Stored entries
— start —

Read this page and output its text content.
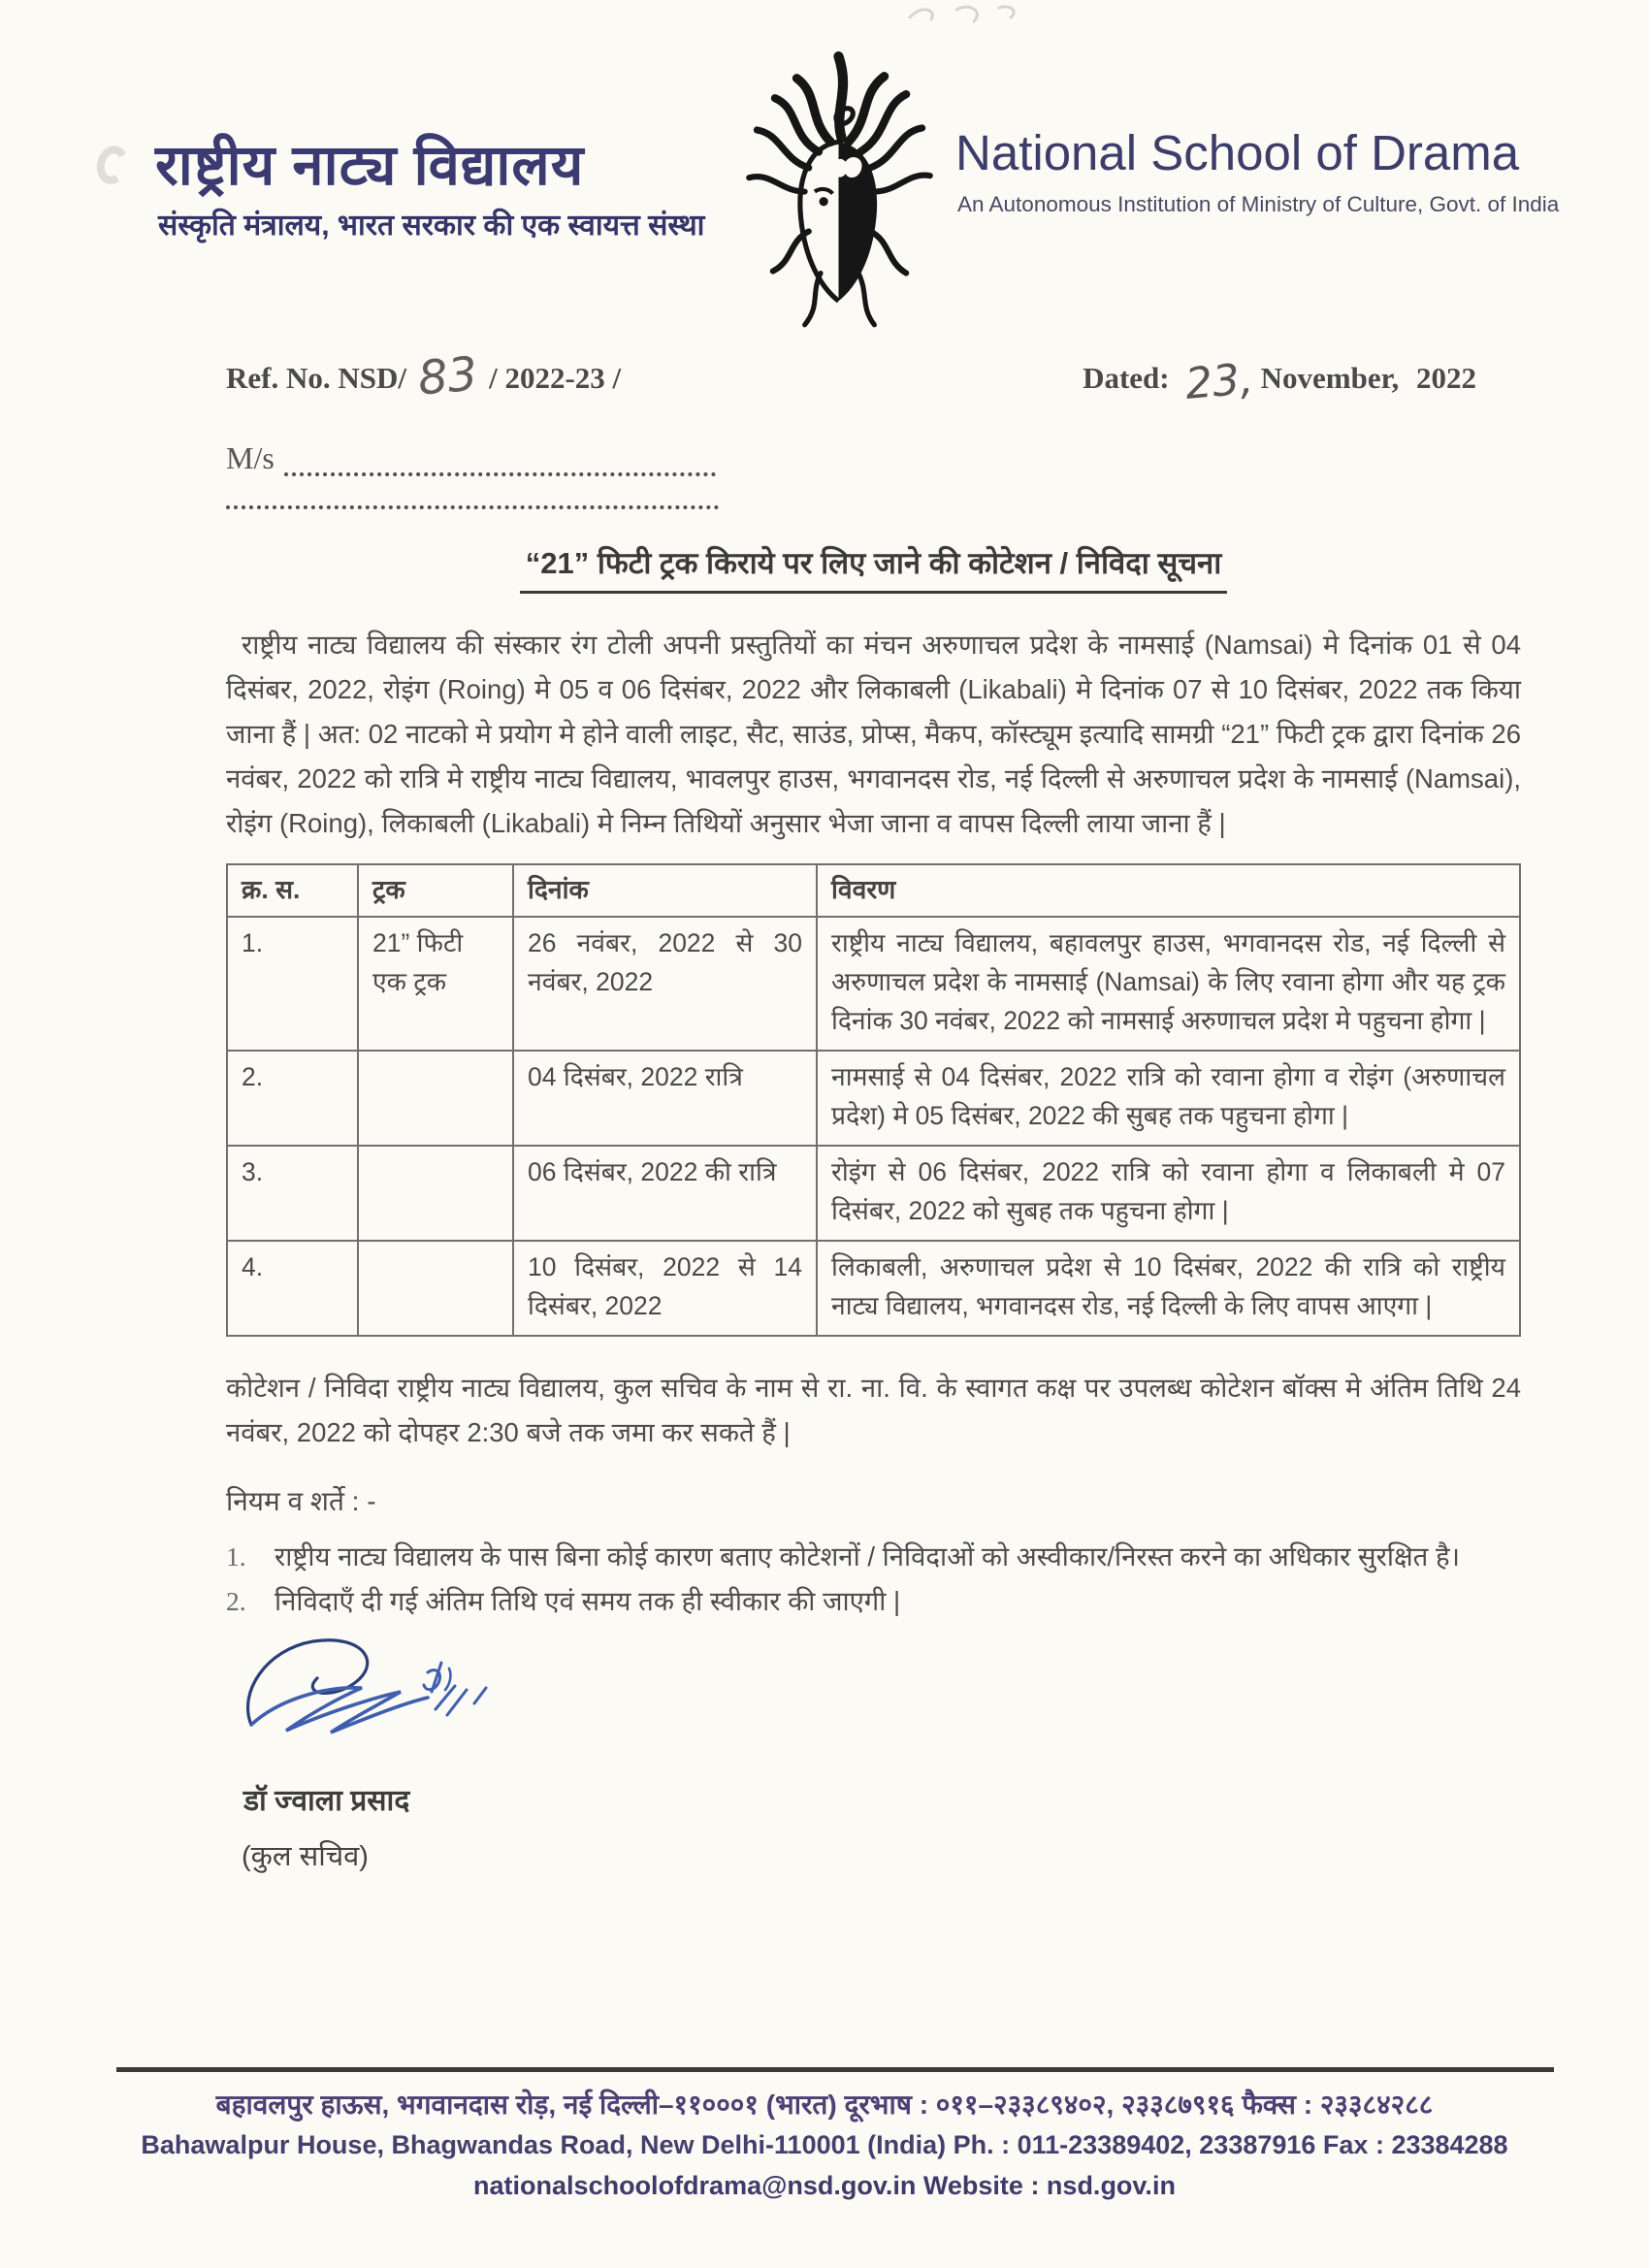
राष्ट्रीय नाट्य विद्यालय
संस्कृति मंत्रालय, भारत सरकार की एक स्वायत्त संस्था
National School of Drama
An Autonomous Institution of Ministry of Culture, Govt. of India
Ref. No. NSD/ 83 / 2022-23 /	Dated: 23, November, 2022
M/s
“21” फिटी ट्रक किराये पर लिए जाने की कोटेशन / निविदा सूचना

राष्ट्रीय नाट्य विद्यालय की संस्कार रंग टोली अपनी प्रस्तुतियों का मंचन अरुणाचल प्रदेश के नामसाई (Namsai) मे दिनांक 01 से 04 दिसंबर, 2022, रोइंग (Roing) मे 05 व 06 दिसंबर, 2022 और लिकाबली (Likabali) मे दिनांक 07 से 10 दिसंबर, 2022 तक किया जाना हैं | अत: 02 नाटको मे प्रयोग मे होने वाली लाइट, सैट, साउंड, प्रोप्स, मैकप, कॉस्ट्यूम इत्यादि सामग्री “21” फिटी ट्रक द्वारा दिनांक 26 नवंबर, 2022 को रात्रि मे राष्ट्रीय नाट्य विद्यालय, भावलपुर हाउस, भगवानदस रोड, नई दिल्ली से अरुणाचल प्रदेश के नामसाई (Namsai), रोइंग (Roing), लिकाबली (Likabali) मे निम्न तिथियों अनुसार भेजा जाना व वापस दिल्ली लाया जाना हैं |

क्र. स.	ट्रक	दिनांक	विवरण
1.	21” फिटी एक ट्रक	26 नवंबर, 2022 से 30 नवंबर, 2022	राष्ट्रीय नाट्य विद्यालय, बहावलपुर हाउस, भगवानदस रोड, नई दिल्ली से अरुणाचल प्रदेश के नामसाई (Namsai) के लिए रवाना होगा और यह ट्रक दिनांक 30 नवंबर, 2022 को नामसाई अरुणाचल प्रदेश मे पहुचना होगा |
2.		04 दिसंबर, 2022 रात्रि	नामसाई से 04 दिसंबर, 2022 रात्रि को रवाना होगा व रोइंग (अरुणाचल प्रदेश) मे 05 दिसंबर, 2022 की सुबह तक पहुचना होगा |
3.		06 दिसंबर, 2022 की रात्रि	रोइंग से 06 दिसंबर, 2022 रात्रि को रवाना होगा व लिकाबली मे 07 दिसंबर, 2022 को सुबह तक पहुचना होगा |
4.		10 दिसंबर, 2022 से 14 दिसंबर, 2022	लिकाबली, अरुणाचल प्रदेश से 10 दिसंबर, 2022 की रात्रि को राष्ट्रीय नाट्य विद्यालय, भगवानदस रोड, नई दिल्ली के लिए वापस आएगा |

कोटेशन / निविदा राष्ट्रीय नाट्य विद्यालय, कुल सचिव के नाम से रा. ना. वि. के स्वागत कक्ष पर उपलब्ध कोटेशन बॉक्स मे अंतिम तिथि 24 नवंबर, 2022 को दोपहर 2:30 बजे तक जमा कर सकते हैं |

नियम व शर्ते : -
1.	राष्ट्रीय नाट्य विद्यालय के पास बिना कोई कारण बताए कोटेशनों / निविदाओं को अस्वीकार/निरस्त करने का अधिकार सुरक्षित है।
2.	निविदाएँ दी गई अंतिम तिथि एवं समय तक ही स्वीकार की जाएगी |
डॉ ज्वाला प्रसाद
(कुल सचिव)
बहावलपुर हाऊस, भगवानदास रोड़, नई दिल्ली–११०००१ (भारत) दूरभाष : ०११–२३३८९४०२, २३३८७९१६ फैक्स : २३३८४२८८
Bahawalpur House, Bhagwandas Road, New Delhi-110001 (India) Ph. : 011-23389402, 23387916 Fax : 23384288
nationalschoolofdrama@nsd.gov.in Website : nsd.gov.in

— end —

— Stated problem —
Each line of the material must be retyped exactly, except that images are omitted.

— Finished exercise —
Read this page and output its text content.
राष्ट्रीय नाट्य विद्यालय
संस्कृति मंत्रालय, भारत सरकार की एक स्वायत्त संस्था
National School of Drama
An Autonomous Institution of Ministry of Culture, Govt. of India
Ref. No. NSD/ 83 / 2022-23 /	Dated: 23, November, 2022
M/s
“21” फिटी ट्रक किराये पर लिए जाने की कोटेशन / निविदा सूचना

राष्ट्रीय नाट्य विद्यालय की संस्कार रंग टोली अपनी प्रस्तुतियों का मंचन अरुणाचल प्रदेश के नामसाई (Namsai) मे दिनांक 01 से 04 दिसंबर, 2022, रोइंग (Roing) मे 05 व 06 दिसंबर, 2022 और लिकाबली (Likabali) मे दिनांक 07 से 10 दिसंबर, 2022 तक किया जाना हैं | अत: 02 नाटको मे प्रयोग मे होने वाली लाइट, सैट, साउंड, प्रोप्स, मैकप, कॉस्ट्यूम इत्यादि सामग्री “21” फिटी ट्रक द्वारा दिनांक 26 नवंबर, 2022 को रात्रि मे राष्ट्रीय नाट्य विद्यालय, भावलपुर हाउस, भगवानदस रोड, नई दिल्ली से अरुणाचल प्रदेश के नामसाई (Namsai), रोइंग (Roing), लिकाबली (Likabali) मे निम्न तिथियों अनुसार भेजा जाना व वापस दिल्ली लाया जाना हैं |

क्र. स.	ट्रक	दिनांक	विवरण
1.	21” फिटी एक ट्रक	26 नवंबर, 2022 से 30 नवंबर, 2022	राष्ट्रीय नाट्य विद्यालय, बहावलपुर हाउस, भगवानदस रोड, नई दिल्ली से अरुणाचल प्रदेश के नामसाई (Namsai) के लिए रवाना होगा और यह ट्रक दिनांक 30 नवंबर, 2022 को नामसाई अरुणाचल प्रदेश मे पहुचना होगा |
2.		04 दिसंबर, 2022 रात्रि	नामसाई से 04 दिसंबर, 2022 रात्रि को रवाना होगा व रोइंग (अरुणाचल प्रदेश) मे 05 दिसंबर, 2022 की सुबह तक पहुचना होगा |
3.		06 दिसंबर, 2022 की रात्रि	रोइंग से 06 दिसंबर, 2022 रात्रि को रवाना होगा व लिकाबली मे 07 दिसंबर, 2022 को सुबह तक पहुचना होगा |
4.		10 दिसंबर, 2022 से 14 दिसंबर, 2022	लिकाबली, अरुणाचल प्रदेश से 10 दिसंबर, 2022 की रात्रि को राष्ट्रीय नाट्य विद्यालय, भगवानदस रोड, नई दिल्ली के लिए वापस आएगा |

कोटेशन / निविदा राष्ट्रीय नाट्य विद्यालय, कुल सचिव के नाम से रा. ना. वि. के स्वागत कक्ष पर उपलब्ध कोटेशन बॉक्स मे अंतिम तिथि 24 नवंबर, 2022 को दोपहर 2:30 बजे तक जमा कर सकते हैं |

नियम व शर्ते : -
1.	राष्ट्रीय नाट्य विद्यालय के पास बिना कोई कारण बताए कोटेशनों / निविदाओं को अस्वीकार/निरस्त करने का अधिकार सुरक्षित है।
2.	निविदाएँ दी गई अंतिम तिथि एवं समय तक ही स्वीकार की जाएगी |
डॉ ज्वाला प्रसाद
(कुल सचिव)
बहावलपुर हाऊस, भगवानदास रोड़, नई दिल्ली–११०००१ (भारत) दूरभाष : ०११–२३३८९४०२, २३३८७९१६ फैक्स : २३३८४२८८
Bahawalpur House, Bhagwandas Road, New Delhi-110001 (India) Ph. : 011-23389402, 23387916 Fax : 23384288
nationalschoolofdrama@nsd.gov.in Website : nsd.gov.in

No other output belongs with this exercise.